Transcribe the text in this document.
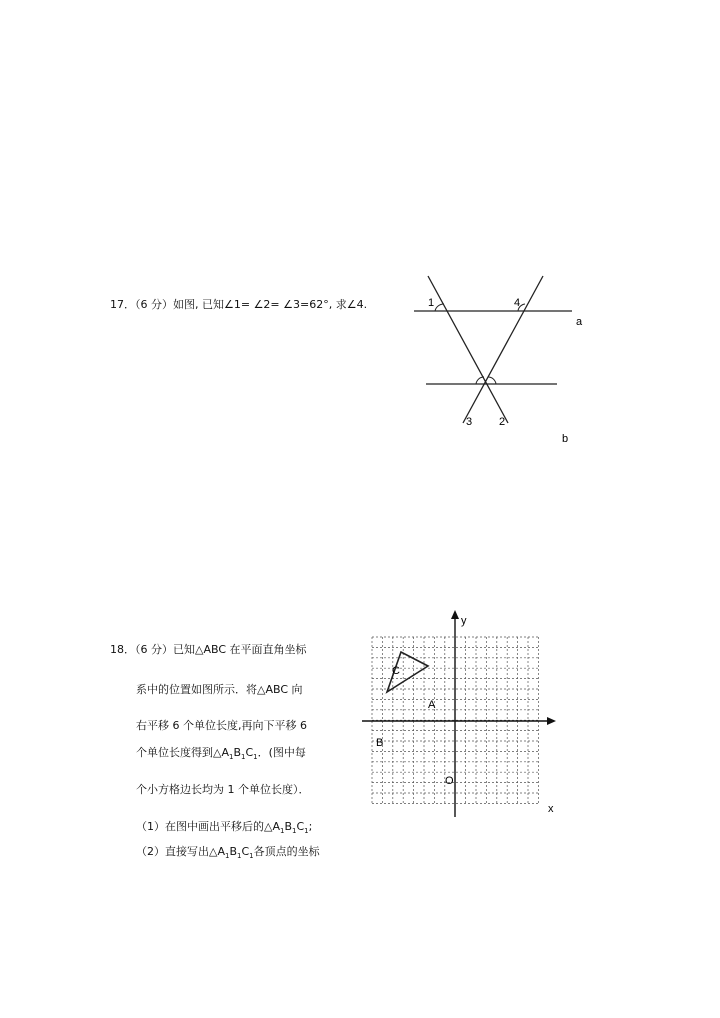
17．（6 分）如图, 已知∠1= ∠2= ∠3=62°, 求∠4.	1	4
a
3 2
b
18．（6 分）已知△ABC 在平面直角坐标
系中的位置如图所示．将△ABC 向
右平移 6 个单位长度,再向下平移 6
个单位长度得到$\triangle A_1B_1C_1$．(图中每
个小方格边长均为 1 个单位长度）．
（1）在图中画出平移后的$\triangle A_1B_1C_1$;
（2）直接写出$\triangle A_1B_1C_1$各顶点的坐标
y
x
C
A
B
O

····················

PROBLEM REQUIREMENTS:
Repeat the records in full, exactly as they appear, without the pictures.

TASK SOLUTION:
Transcribe the text in this document.
17．（6 分）如图, 已知∠1= ∠2= ∠3=62°, 求∠4.	1	4
a
3 2
b
18．（6 分）已知△ABC 在平面直角坐标
系中的位置如图所示．将△ABC 向
右平移 6 个单位长度,再向下平移 6
个单位长度得到$\triangle A_1B_1C_1$．(图中每
个小方格边长均为 1 个单位长度）．
（1）在图中画出平移后的$\triangle A_1B_1C_1$;
（2）直接写出$\triangle A_1B_1C_1$各顶点的坐标
y
x
C
A
B
O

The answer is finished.